--- Directive ---
All entries should be output exactly as they stand.

:: Material shown ::

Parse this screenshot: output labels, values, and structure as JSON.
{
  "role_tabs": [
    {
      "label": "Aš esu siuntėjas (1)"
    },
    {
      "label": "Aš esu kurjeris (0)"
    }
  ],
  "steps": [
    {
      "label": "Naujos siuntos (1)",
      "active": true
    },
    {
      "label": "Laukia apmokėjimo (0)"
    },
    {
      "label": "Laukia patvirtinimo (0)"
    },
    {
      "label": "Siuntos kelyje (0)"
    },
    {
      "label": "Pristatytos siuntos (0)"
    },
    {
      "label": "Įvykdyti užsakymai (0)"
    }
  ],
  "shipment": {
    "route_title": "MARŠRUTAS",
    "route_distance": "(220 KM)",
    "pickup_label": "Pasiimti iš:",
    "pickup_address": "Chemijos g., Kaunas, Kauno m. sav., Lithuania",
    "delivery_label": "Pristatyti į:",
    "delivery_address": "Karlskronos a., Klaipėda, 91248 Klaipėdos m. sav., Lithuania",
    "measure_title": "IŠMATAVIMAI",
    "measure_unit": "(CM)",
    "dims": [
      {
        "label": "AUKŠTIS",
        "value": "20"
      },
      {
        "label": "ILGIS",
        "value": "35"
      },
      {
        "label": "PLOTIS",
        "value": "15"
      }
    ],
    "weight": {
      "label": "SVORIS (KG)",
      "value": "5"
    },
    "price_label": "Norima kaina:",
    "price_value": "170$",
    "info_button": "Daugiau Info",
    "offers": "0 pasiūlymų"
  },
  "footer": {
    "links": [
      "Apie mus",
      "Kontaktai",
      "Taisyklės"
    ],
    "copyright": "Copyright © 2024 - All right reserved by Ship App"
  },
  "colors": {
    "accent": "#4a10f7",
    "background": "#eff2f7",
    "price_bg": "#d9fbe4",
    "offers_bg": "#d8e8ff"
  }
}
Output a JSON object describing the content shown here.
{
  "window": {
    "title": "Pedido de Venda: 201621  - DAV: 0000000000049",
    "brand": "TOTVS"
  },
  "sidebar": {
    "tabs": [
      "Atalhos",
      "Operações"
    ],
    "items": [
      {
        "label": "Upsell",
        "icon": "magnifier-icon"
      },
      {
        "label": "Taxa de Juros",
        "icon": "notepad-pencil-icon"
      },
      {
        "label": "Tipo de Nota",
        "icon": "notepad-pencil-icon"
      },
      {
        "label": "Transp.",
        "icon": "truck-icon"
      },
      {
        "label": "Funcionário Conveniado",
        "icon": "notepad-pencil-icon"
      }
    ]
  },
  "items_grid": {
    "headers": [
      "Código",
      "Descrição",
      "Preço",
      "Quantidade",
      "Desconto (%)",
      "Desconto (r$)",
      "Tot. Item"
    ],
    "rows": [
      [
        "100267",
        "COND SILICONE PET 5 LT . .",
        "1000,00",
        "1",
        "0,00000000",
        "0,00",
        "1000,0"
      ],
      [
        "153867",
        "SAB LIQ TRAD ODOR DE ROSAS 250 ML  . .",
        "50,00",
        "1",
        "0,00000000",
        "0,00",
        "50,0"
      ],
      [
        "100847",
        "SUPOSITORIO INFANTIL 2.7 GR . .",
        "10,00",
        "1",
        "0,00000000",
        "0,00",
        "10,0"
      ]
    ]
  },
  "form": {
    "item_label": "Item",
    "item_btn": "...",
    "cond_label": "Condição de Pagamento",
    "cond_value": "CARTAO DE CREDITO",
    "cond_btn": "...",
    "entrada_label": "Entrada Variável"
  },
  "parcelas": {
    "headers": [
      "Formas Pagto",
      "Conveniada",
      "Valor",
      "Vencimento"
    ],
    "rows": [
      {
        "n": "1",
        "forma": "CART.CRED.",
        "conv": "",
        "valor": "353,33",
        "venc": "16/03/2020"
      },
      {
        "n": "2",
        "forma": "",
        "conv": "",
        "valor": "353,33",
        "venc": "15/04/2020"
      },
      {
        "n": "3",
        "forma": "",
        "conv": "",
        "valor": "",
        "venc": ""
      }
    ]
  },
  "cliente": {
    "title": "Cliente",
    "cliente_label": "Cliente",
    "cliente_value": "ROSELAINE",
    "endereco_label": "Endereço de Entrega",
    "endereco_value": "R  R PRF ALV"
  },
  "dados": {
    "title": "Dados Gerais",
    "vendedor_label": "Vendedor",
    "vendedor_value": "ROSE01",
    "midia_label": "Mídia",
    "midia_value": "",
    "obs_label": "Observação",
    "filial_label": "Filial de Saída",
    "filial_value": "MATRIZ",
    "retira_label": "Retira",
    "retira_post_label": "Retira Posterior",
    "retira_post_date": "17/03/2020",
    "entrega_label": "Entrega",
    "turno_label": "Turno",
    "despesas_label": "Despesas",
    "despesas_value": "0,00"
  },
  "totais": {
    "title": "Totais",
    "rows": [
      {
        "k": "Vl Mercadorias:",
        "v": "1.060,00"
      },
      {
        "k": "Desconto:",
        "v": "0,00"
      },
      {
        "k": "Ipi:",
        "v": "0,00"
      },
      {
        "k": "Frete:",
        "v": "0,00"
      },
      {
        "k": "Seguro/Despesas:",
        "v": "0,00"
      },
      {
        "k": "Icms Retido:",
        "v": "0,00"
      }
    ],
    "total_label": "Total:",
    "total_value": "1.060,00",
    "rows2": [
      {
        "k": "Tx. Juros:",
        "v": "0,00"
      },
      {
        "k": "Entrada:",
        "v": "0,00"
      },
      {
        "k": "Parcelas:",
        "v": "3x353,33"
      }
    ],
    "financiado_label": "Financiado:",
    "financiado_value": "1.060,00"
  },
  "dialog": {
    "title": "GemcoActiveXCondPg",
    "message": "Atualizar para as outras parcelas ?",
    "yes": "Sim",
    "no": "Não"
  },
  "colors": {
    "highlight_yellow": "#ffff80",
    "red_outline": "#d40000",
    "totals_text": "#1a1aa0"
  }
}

:::

--- Task solution ---
Parse this screenshot: output labels, values, and structure as JSON.
{
  "role_tabs": [
    {
      "label": "Aš esu siuntėjas (1)"
    },
    {
      "label": "Aš esu kurjeris (0)"
    }
  ],
  "steps": [
    {
      "label": "Naujos siuntos (1)",
      "active": true
    },
    {
      "label": "Laukia apmokėjimo (0)"
    },
    {
      "label": "Laukia patvirtinimo (0)"
    },
    {
      "label": "Siuntos kelyje (0)"
    },
    {
      "label": "Pristatytos siuntos (0)"
    },
    {
      "label": "Įvykdyti užsakymai (0)"
    }
  ],
  "shipment": {
    "route_title": "MARŠRUTAS",
    "route_distance": "(220 KM)",
    "pickup_label": "Pasiimti iš:",
    "pickup_address": "Chemijos g., Kaunas, Kauno m. sav., Lithuania",
    "delivery_label": "Pristatyti į:",
    "delivery_address": "Karlskronos a., Klaipėda, 91248 Klaipėdos m. sav., Lithuania",
    "measure_title": "IŠMATAVIMAI",
    "measure_unit": "(CM)",
    "dims": [
      {
        "label": "AUKŠTIS",
        "value": "20"
      },
      {
        "label": "ILGIS",
        "value": "35"
      },
      {
        "label": "PLOTIS",
        "value": "15"
      }
    ],
    "weight": {
      "label": "SVORIS (KG)",
      "value": "5"
    },
    "price_label": "Norima kaina:",
    "price_value": "170$",
    "info_button": "Daugiau Info",
    "offers": "0 pasiūlymų"
  },
  "footer": {
    "links": [
      "Apie mus",
      "Kontaktai",
      "Taisyklės"
    ],
    "copyright": "Copyright © 2024 - All right reserved by Ship App"
  },
  "colors": {
    "accent": "#4a10f7",
    "background": "#eff2f7",
    "price_bg": "#d9fbe4",
    "offers_bg": "#d8e8ff"
  }
}
Output a JSON object describing the content shown here.
{
  "window": {
    "title": "Pedido de Venda: 201621  - DAV: 0000000000049",
    "brand": "TOTVS"
  },
  "sidebar": {
    "tabs": [
      "Atalhos",
      "Operações"
    ],
    "items": [
      {
        "label": "Upsell",
        "icon": "magnifier-icon"
      },
      {
        "label": "Taxa de Juros",
        "icon": "notepad-pencil-icon"
      },
      {
        "label": "Tipo de Nota",
        "icon": "notepad-pencil-icon"
      },
      {
        "label": "Transp.",
        "icon": "truck-icon"
      },
      {
        "label": "Funcionário Conveniado",
        "icon": "notepad-pencil-icon"
      }
    ]
  },
  "items_grid": {
    "headers": [
      "Código",
      "Descrição",
      "Preço",
      "Quantidade",
      "Desconto (%)",
      "Desconto (r$)",
      "Tot. Item"
    ],
    "rows": [
      [
        "100267",
        "COND SILICONE PET 5 LT . .",
        "1000,00",
        "1",
        "0,00000000",
        "0,00",
        "1000,0"
      ],
      [
        "153867",
        "SAB LIQ TRAD ODOR DE ROSAS 250 ML  . .",
        "50,00",
        "1",
        "0,00000000",
        "0,00",
        "50,0"
      ],
      [
        "100847",
        "SUPOSITORIO INFANTIL 2.7 GR . .",
        "10,00",
        "1",
        "0,00000000",
        "0,00",
        "10,0"
      ]
    ]
  },
  "form": {
    "item_label": "Item",
    "item_btn": "...",
    "cond_label": "Condição de Pagamento",
    "cond_value": "CARTAO DE CREDITO",
    "cond_btn": "...",
    "entrada_label": "Entrada Variável"
  },
  "parcelas": {
    "headers": [
      "Formas Pagto",
      "Conveniada",
      "Valor",
      "Vencimento"
    ],
    "rows": [
      {
        "n": "1",
        "forma": "CART.CRED.",
        "conv": "",
        "valor": "353,33",
        "venc": "16/03/2020"
      },
      {
        "n": "2",
        "forma": "",
        "conv": "",
        "valor": "353,33",
        "venc": "15/04/2020"
      },
      {
        "n": "3",
        "forma": "",
        "conv": "",
        "valor": "",
        "venc": ""
      }
    ]
  },
  "cliente": {
    "title": "Cliente",
    "cliente_label": "Cliente",
    "cliente_value": "ROSELAINE",
    "endereco_label": "Endereço de Entrega",
    "endereco_value": "R  R PRF ALV"
  },
  "dados": {
    "title": "Dados Gerais",
    "vendedor_label": "Vendedor",
    "vendedor_value": "ROSE01",
    "midia_label": "Mídia",
    "midia_value": "",
    "obs_label": "Observação",
    "filial_label": "Filial de Saída",
    "filial_value": "MATRIZ",
    "retira_label": "Retira",
    "retira_post_label": "Retira Posterior",
    "retira_post_date": "17/03/2020",
    "entrega_label": "Entrega",
    "turno_label": "Turno",
    "despesas_label": "Despesas",
    "despesas_value": "0,00"
  },
  "totais": {
    "title": "Totais",
    "rows": [
      {
        "k": "Vl Mercadorias:",
        "v": "1.060,00"
      },
      {
        "k": "Desconto:",
        "v": "0,00"
      },
      {
        "k": "Ipi:",
        "v": "0,00"
      },
      {
        "k": "Frete:",
        "v": "0,00"
      },
      {
        "k": "Seguro/Despesas:",
        "v": "0,00"
      },
      {
        "k": "Icms Retido:",
        "v": "0,00"
      }
    ],
    "total_label": "Total:",
    "total_value": "1.060,00",
    "rows2": [
      {
        "k": "Tx. Juros:",
        "v": "0,00"
      },
      {
        "k": "Entrada:",
        "v": "0,00"
      },
      {
        "k": "Parcelas:",
        "v": "3x353,33"
      }
    ],
    "financiado_label": "Financiado:",
    "financiado_value": "1.060,00"
  },
  "dialog": {
    "title": "GemcoActiveXCondPg",
    "message": "Atualizar para as outras parcelas ?",
    "yes": "Sim",
    "no": "Não"
  },
  "colors": {
    "highlight_yellow": "#ffff80",
    "red_outline": "#d40000",
    "totals_text": "#1a1aa0"
  }
}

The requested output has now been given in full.